Listing ::
================

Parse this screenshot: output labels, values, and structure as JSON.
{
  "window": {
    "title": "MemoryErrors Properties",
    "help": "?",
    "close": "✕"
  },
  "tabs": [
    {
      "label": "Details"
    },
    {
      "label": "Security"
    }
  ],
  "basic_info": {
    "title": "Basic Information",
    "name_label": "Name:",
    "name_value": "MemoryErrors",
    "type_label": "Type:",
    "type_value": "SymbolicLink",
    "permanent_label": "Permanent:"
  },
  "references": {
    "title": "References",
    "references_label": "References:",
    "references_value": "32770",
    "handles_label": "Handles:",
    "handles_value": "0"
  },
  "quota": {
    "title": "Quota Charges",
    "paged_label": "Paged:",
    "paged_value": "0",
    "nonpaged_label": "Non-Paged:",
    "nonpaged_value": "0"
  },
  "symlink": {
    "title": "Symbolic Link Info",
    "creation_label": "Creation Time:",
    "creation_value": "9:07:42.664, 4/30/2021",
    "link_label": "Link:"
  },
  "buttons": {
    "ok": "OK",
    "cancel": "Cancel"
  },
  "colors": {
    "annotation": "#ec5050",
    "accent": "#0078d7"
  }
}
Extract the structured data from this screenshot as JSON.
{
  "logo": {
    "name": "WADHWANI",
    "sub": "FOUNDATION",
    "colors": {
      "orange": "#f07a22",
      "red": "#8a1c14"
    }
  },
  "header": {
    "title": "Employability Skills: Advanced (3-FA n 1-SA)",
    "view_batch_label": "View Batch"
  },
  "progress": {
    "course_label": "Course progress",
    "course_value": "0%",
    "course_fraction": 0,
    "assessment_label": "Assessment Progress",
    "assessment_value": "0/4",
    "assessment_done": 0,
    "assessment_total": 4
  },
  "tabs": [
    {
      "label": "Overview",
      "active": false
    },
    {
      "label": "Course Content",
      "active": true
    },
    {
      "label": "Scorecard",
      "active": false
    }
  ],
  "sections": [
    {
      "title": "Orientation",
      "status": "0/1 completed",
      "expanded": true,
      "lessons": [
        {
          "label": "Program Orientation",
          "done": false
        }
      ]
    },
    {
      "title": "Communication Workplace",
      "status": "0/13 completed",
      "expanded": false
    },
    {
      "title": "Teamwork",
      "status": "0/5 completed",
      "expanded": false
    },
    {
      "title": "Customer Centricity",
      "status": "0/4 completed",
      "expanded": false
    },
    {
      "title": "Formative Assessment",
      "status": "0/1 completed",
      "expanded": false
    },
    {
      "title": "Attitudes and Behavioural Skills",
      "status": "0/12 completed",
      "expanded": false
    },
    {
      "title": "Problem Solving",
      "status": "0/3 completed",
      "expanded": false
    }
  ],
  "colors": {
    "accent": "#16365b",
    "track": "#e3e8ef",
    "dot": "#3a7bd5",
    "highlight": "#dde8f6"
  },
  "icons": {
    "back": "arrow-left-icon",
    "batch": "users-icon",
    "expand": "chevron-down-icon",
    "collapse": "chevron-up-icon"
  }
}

================

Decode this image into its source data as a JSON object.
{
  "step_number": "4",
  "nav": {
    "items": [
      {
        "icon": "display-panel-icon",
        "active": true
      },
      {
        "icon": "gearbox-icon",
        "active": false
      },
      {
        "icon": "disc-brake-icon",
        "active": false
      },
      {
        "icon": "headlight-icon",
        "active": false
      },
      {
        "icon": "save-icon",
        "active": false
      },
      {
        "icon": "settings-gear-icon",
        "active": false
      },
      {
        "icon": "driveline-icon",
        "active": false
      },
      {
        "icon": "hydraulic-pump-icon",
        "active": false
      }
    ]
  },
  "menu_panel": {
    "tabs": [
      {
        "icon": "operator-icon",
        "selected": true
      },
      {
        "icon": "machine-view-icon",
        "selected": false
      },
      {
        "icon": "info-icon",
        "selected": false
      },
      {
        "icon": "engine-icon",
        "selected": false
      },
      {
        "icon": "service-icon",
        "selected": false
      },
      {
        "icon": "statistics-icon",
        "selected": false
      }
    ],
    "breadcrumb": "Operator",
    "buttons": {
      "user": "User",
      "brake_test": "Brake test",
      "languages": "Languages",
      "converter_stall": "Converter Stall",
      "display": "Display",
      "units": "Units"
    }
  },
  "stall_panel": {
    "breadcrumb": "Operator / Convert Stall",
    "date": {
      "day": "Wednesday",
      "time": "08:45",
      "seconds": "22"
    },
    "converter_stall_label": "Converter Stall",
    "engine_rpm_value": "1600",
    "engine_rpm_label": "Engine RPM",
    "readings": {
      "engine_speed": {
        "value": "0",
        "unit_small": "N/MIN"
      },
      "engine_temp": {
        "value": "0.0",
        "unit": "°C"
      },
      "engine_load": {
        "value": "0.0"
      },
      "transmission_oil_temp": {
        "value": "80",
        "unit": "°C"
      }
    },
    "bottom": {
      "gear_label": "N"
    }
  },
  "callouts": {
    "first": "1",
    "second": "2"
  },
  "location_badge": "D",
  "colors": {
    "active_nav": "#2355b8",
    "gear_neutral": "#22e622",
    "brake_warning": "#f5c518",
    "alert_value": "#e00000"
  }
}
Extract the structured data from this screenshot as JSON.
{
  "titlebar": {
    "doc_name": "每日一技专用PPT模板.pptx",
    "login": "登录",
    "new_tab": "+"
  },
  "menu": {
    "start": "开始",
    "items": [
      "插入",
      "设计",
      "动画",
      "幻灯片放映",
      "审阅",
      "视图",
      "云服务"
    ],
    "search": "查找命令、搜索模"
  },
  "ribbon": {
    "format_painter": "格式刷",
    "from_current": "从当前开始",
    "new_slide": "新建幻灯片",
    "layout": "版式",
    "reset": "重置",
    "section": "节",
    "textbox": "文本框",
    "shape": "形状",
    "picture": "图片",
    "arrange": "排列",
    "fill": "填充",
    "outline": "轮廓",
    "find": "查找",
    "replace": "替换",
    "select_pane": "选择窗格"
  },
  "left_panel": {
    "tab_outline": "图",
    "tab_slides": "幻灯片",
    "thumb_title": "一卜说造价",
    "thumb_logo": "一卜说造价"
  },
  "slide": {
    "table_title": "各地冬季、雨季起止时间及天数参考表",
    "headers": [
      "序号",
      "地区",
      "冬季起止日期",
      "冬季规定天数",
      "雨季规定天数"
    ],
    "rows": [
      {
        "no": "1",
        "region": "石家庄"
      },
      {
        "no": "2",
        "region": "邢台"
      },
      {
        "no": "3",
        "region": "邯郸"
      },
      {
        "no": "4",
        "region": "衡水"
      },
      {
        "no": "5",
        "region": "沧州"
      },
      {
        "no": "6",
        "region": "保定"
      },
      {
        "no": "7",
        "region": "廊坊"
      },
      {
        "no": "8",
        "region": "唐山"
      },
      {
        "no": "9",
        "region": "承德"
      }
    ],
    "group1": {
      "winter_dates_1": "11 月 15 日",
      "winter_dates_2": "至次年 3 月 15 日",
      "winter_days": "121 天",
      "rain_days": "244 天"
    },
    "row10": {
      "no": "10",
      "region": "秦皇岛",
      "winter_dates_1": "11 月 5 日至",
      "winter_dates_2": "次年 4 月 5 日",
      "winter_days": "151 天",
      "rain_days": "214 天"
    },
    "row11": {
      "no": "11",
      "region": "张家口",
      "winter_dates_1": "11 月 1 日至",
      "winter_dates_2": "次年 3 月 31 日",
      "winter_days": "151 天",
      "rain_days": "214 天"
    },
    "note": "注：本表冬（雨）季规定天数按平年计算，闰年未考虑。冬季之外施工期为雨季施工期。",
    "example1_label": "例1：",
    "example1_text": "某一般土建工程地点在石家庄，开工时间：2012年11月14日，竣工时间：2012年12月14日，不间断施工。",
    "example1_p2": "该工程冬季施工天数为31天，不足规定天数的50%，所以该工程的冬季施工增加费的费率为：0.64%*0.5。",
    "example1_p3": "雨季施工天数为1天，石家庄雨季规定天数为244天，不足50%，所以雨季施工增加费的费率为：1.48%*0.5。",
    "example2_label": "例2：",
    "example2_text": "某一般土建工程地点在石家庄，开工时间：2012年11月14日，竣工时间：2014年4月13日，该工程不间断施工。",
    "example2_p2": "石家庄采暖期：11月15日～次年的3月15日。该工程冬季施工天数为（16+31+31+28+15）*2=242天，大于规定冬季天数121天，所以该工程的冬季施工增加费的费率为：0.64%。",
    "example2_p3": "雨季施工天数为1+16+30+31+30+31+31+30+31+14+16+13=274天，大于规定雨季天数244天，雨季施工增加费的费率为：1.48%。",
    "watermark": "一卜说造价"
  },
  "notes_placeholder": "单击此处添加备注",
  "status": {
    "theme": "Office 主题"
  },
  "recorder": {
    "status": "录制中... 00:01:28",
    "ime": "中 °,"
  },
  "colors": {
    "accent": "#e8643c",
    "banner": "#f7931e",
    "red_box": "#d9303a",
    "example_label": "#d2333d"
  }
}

================

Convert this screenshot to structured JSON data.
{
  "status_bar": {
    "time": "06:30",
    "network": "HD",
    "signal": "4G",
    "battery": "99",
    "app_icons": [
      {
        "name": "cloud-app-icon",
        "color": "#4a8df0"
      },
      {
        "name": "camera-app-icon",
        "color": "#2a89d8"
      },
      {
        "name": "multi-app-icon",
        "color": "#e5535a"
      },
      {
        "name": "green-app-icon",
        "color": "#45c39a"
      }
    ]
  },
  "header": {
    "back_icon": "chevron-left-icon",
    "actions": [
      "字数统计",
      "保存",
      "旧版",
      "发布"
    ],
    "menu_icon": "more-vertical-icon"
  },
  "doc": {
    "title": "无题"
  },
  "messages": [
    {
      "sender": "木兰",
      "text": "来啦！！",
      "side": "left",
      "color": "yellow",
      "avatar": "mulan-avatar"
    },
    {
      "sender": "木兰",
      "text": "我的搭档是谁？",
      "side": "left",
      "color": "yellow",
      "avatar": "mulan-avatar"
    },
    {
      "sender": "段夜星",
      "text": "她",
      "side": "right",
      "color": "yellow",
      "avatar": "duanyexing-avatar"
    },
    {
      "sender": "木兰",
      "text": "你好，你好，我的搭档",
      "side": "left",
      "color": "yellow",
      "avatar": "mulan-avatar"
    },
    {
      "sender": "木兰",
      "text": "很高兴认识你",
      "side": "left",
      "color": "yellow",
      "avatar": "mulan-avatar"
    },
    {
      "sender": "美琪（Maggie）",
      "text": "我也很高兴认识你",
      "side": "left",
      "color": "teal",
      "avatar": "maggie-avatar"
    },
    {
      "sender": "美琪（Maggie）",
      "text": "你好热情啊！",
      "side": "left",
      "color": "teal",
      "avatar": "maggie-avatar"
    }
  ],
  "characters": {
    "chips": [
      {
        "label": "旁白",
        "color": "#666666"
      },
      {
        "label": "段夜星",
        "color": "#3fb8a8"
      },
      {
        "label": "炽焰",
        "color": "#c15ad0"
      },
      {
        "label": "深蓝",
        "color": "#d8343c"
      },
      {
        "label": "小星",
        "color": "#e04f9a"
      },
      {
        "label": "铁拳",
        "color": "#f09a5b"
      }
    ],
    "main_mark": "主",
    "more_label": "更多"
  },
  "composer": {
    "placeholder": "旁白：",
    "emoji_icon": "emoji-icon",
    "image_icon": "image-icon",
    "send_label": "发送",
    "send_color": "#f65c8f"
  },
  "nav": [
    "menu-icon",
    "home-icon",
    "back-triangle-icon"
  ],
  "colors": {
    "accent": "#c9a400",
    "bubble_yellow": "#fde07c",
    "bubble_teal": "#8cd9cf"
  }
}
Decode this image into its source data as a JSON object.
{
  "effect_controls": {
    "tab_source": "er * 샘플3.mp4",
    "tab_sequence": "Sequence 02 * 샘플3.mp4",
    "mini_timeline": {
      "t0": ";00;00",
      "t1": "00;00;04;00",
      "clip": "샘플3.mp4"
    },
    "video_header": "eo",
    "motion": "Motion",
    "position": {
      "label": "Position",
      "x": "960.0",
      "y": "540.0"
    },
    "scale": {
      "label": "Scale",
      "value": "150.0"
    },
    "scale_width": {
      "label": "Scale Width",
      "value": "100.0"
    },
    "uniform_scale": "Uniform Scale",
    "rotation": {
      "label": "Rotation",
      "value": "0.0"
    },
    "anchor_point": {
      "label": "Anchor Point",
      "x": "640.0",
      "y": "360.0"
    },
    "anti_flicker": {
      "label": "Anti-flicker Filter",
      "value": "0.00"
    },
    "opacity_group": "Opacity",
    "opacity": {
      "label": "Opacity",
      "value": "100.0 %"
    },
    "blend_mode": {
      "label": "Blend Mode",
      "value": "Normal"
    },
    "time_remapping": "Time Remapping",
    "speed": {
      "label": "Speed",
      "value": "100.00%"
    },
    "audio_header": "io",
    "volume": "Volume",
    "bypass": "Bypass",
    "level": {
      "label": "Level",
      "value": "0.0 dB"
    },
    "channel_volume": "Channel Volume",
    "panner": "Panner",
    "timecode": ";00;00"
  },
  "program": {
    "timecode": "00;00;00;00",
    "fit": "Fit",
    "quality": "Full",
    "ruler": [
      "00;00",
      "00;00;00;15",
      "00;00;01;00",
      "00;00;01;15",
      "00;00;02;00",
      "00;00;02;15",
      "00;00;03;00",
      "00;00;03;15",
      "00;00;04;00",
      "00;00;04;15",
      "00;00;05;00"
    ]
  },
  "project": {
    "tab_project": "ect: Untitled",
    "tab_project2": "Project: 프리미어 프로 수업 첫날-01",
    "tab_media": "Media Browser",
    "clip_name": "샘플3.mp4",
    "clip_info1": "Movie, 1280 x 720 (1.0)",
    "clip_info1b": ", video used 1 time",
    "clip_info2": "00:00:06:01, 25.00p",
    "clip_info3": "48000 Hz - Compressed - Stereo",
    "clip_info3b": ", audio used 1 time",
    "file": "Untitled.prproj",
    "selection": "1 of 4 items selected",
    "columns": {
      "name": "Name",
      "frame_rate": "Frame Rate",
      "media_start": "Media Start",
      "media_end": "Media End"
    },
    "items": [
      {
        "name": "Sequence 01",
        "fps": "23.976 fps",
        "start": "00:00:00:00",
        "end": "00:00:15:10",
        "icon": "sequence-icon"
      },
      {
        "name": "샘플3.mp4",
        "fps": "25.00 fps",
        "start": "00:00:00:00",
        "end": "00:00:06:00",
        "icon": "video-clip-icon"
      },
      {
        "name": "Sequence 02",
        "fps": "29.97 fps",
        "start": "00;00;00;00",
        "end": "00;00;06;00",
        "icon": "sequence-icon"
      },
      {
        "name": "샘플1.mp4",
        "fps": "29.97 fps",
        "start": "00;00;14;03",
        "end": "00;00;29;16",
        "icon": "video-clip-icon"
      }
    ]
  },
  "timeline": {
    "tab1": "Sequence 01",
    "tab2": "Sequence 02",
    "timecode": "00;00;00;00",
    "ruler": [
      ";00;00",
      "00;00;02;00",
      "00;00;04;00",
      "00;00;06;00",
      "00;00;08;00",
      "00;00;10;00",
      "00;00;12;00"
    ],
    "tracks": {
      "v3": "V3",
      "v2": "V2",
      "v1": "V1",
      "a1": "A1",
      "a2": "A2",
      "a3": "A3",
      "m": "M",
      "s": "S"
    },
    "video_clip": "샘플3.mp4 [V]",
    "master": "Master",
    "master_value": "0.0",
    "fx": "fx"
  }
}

================

Problem ::
Pick out the lines containing the word "completed" and show them.

Finished answer ::
      "status": "0/1 completed",
      "status": "0/13 completed",
      "status": "0/5 completed",
      "status": "0/4 completed",
      "status": "0/1 completed",
      "status": "0/12 completed",
      "status": "0/3 completed",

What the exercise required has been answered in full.